### The request
Copy each line of the data below with the word "text".

[START]

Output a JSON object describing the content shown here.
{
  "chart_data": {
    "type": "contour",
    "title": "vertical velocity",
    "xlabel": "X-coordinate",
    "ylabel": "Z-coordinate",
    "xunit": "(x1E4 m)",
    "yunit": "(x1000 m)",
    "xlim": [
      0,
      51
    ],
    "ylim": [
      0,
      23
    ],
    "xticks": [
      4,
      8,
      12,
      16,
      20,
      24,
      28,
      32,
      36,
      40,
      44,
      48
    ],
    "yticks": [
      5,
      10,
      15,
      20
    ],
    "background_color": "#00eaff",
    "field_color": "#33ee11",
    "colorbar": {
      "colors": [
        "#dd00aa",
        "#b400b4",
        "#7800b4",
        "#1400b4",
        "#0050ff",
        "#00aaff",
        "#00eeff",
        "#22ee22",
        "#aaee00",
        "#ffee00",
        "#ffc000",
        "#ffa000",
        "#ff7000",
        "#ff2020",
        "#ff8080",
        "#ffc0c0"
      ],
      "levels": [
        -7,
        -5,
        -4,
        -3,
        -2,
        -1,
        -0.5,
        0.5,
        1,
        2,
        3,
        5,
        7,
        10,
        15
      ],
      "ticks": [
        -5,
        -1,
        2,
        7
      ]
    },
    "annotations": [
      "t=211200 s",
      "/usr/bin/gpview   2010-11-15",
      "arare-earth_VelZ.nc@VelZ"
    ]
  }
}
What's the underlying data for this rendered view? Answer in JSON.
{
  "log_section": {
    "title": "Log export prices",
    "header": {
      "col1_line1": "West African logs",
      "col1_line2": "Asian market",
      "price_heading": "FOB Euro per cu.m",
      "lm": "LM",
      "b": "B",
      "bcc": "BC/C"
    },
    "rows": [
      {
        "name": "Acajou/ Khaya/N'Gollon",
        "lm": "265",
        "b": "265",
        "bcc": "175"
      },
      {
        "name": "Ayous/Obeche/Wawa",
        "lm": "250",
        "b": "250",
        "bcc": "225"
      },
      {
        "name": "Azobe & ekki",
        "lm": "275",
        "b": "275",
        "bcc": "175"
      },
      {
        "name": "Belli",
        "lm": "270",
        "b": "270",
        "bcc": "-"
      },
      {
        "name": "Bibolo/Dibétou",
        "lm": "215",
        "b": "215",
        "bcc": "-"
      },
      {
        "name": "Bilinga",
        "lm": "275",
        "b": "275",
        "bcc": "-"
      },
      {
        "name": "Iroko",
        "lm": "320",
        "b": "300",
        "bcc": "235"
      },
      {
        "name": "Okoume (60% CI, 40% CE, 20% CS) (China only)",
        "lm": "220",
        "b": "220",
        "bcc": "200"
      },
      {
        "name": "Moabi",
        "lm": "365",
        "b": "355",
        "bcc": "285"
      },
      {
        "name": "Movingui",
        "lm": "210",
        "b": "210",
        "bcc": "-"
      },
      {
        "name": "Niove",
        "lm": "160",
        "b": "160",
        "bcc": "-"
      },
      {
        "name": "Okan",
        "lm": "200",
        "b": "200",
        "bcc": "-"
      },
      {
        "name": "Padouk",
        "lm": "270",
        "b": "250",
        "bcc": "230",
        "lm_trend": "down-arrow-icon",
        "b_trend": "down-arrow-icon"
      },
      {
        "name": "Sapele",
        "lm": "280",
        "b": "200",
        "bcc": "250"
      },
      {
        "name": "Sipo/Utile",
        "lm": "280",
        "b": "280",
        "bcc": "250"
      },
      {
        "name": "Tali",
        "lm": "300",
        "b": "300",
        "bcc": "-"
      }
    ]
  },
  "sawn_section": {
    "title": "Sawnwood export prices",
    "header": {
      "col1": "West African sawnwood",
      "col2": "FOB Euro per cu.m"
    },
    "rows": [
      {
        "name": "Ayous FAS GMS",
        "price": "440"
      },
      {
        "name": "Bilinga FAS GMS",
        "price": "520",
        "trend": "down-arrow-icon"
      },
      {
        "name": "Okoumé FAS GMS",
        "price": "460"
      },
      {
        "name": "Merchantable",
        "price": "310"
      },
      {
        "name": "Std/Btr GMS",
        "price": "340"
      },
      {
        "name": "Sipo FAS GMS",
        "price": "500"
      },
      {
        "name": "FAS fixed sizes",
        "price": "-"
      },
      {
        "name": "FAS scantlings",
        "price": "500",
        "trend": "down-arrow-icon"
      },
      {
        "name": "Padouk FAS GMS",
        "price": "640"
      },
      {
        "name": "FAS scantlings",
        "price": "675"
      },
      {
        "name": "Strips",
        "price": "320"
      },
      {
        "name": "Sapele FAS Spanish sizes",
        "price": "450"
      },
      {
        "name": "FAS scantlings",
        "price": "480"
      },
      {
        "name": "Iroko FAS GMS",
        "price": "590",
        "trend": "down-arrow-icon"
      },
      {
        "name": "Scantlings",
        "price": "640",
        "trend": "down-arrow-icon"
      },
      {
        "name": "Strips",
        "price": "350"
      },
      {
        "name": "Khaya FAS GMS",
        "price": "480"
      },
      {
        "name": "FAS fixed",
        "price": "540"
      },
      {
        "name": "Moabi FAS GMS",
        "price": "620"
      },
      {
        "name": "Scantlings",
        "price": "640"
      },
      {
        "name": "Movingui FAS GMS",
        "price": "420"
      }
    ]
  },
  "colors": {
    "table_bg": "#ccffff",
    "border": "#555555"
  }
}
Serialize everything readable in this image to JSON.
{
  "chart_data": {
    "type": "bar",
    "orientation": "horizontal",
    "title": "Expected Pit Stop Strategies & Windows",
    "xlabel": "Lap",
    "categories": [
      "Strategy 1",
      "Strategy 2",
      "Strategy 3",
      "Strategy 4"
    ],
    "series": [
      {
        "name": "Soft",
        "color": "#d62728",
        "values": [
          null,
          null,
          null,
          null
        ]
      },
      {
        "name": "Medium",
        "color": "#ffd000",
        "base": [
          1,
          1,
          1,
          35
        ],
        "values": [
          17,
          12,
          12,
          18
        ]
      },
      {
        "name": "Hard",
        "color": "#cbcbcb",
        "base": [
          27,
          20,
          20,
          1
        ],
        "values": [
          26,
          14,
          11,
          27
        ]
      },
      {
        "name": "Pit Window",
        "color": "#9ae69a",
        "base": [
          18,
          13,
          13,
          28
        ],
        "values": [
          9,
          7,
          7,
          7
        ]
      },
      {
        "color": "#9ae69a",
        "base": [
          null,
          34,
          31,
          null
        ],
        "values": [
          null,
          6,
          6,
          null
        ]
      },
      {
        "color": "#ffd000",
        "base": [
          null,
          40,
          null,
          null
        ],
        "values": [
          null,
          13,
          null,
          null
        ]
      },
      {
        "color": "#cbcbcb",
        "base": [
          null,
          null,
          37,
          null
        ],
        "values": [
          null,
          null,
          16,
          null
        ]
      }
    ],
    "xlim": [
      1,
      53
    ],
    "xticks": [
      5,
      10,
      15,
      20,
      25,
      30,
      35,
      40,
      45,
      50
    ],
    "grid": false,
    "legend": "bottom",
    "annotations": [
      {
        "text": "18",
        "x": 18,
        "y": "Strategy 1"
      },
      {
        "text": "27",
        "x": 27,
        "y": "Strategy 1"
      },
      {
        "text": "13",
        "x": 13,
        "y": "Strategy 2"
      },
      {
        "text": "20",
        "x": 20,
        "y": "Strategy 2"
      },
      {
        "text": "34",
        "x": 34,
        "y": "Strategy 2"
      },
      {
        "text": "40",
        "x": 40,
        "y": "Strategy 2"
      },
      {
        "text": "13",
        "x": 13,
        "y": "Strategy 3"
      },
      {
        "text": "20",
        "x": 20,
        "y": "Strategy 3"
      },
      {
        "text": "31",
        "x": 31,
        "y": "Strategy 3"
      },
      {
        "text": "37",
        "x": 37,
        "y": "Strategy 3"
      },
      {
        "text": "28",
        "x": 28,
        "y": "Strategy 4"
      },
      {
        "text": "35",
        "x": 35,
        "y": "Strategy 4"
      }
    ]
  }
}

[END]

### Exercise response
        "text": "18",
        "text": "27",
        "text": "13",
        "text": "20",
        "text": "34",
        "text": "40",
        "text": "13",
        "text": "20",
        "text": "31",
        "text": "37",
        "text": "28",
        "text": "35",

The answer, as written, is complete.